• [Stated goal]:
Look for "title" in each line of the entries, and return the matching lines.
** BEGIN Exercise input **
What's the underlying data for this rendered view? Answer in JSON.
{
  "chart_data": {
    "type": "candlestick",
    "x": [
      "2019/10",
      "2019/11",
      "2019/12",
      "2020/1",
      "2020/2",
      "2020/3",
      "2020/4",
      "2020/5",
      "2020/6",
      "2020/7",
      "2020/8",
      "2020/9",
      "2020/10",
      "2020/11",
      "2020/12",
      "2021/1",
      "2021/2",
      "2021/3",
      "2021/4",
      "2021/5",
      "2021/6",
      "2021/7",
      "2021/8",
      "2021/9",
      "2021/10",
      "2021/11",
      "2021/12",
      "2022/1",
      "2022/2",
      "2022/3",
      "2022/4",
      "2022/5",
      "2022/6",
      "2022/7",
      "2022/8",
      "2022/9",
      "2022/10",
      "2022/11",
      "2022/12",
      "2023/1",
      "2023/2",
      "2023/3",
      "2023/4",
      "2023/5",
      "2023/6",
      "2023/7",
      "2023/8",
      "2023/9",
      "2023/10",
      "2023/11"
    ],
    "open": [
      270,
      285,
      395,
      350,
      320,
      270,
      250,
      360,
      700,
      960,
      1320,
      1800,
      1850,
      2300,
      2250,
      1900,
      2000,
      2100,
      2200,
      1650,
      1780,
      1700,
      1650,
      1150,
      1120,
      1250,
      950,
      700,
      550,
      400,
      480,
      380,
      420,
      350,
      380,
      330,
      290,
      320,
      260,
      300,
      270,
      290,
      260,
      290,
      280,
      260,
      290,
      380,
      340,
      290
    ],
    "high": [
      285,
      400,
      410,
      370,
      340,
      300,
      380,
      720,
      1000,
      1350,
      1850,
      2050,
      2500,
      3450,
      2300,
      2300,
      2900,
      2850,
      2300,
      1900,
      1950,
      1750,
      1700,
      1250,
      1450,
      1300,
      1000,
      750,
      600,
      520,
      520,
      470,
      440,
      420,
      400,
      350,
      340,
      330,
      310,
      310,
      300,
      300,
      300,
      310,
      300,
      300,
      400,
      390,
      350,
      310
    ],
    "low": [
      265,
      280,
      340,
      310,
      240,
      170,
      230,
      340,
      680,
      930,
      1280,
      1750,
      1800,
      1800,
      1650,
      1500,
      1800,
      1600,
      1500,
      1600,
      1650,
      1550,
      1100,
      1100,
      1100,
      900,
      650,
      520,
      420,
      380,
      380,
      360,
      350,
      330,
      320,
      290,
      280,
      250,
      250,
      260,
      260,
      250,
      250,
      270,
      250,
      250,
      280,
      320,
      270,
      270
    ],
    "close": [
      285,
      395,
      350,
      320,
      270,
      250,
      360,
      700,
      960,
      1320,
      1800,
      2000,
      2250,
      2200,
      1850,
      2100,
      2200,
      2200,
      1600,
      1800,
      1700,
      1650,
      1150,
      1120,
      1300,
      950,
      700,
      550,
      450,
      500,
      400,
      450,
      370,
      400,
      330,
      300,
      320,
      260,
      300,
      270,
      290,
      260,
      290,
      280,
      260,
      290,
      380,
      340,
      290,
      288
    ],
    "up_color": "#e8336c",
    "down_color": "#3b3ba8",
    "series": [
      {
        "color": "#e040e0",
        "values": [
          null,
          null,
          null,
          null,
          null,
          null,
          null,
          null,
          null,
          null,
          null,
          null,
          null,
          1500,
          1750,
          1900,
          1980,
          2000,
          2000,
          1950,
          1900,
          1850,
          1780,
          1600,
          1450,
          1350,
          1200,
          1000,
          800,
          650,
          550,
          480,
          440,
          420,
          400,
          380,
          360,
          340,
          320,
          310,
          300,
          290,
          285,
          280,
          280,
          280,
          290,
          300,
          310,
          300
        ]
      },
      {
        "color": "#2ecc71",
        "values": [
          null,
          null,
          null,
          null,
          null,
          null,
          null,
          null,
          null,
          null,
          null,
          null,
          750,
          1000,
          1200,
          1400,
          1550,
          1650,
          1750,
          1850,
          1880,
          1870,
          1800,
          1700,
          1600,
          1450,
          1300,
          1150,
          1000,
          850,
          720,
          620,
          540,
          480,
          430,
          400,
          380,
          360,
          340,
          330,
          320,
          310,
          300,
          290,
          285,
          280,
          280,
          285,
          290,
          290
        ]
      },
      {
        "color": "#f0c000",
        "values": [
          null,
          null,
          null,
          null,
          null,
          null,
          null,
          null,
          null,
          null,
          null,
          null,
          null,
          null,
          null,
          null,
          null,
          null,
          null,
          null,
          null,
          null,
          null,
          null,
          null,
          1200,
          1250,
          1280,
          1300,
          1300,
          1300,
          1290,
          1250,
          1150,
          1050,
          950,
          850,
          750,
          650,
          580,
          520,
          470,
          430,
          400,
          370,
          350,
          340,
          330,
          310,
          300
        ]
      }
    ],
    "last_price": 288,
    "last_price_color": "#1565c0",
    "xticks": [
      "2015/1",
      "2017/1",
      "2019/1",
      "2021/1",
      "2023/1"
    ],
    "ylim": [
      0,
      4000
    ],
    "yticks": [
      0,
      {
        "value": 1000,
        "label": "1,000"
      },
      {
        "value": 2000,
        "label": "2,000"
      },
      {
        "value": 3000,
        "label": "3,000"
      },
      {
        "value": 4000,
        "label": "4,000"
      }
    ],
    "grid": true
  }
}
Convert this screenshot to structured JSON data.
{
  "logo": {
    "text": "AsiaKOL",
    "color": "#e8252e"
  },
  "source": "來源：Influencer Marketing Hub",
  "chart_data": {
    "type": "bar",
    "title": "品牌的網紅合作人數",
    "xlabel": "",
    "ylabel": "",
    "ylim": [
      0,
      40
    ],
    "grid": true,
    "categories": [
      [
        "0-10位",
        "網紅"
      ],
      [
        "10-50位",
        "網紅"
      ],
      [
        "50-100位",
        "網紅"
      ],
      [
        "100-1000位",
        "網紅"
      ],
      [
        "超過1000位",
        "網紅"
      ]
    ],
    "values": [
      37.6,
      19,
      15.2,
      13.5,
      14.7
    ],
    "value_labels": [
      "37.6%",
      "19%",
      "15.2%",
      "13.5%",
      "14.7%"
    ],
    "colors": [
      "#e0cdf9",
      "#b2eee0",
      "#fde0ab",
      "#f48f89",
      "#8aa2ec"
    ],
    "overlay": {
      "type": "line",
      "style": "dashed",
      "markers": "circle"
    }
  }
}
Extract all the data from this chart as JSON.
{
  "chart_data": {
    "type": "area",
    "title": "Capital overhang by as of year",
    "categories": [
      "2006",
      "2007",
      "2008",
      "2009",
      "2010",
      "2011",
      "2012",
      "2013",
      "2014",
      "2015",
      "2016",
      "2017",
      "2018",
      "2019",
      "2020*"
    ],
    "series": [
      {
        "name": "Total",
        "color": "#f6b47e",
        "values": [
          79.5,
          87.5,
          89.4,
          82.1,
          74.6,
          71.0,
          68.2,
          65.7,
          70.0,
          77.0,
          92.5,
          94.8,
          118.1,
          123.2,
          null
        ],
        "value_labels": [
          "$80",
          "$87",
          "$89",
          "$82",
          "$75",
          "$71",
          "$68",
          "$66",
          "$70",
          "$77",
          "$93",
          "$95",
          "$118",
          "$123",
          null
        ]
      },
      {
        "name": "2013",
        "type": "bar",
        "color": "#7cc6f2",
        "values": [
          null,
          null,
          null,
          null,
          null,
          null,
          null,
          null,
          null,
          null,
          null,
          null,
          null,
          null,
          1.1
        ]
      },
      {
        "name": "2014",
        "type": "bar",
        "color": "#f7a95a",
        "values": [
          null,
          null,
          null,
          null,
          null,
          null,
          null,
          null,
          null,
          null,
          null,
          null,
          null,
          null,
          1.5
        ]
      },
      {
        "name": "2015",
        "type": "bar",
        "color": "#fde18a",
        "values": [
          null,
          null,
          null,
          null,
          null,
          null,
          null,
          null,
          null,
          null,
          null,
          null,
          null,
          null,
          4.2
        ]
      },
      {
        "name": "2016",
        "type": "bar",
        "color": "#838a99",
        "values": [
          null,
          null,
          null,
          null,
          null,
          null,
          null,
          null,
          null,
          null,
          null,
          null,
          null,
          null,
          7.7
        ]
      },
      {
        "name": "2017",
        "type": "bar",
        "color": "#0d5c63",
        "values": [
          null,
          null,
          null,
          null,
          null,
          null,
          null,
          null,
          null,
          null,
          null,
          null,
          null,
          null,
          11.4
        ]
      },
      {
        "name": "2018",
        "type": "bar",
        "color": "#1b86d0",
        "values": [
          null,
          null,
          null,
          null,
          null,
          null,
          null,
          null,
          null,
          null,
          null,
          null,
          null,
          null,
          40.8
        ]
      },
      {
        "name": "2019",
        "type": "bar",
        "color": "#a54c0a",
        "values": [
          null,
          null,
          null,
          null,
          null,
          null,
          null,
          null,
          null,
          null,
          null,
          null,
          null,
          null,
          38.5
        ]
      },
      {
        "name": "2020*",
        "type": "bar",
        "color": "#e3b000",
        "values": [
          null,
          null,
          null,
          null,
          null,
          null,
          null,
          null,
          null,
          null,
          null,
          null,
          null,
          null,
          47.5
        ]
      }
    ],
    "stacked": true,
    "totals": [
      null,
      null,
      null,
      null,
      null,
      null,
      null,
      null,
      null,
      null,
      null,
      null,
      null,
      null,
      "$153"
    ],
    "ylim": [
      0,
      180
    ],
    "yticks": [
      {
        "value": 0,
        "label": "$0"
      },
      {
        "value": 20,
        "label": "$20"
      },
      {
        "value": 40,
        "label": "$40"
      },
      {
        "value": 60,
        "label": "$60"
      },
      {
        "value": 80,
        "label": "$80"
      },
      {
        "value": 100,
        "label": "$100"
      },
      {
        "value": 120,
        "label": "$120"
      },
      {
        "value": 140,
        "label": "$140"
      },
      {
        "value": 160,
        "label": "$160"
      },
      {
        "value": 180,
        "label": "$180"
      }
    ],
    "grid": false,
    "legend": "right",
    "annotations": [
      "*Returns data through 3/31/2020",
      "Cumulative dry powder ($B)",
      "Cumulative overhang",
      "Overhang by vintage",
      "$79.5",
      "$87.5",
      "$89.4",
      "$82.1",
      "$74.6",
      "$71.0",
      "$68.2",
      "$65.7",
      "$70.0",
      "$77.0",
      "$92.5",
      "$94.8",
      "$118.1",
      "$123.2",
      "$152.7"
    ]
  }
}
** END Exercise input **
• [Full response]:
    "title": "品牌的網紅合作人數",
    "title": "Capital overhang by as of year",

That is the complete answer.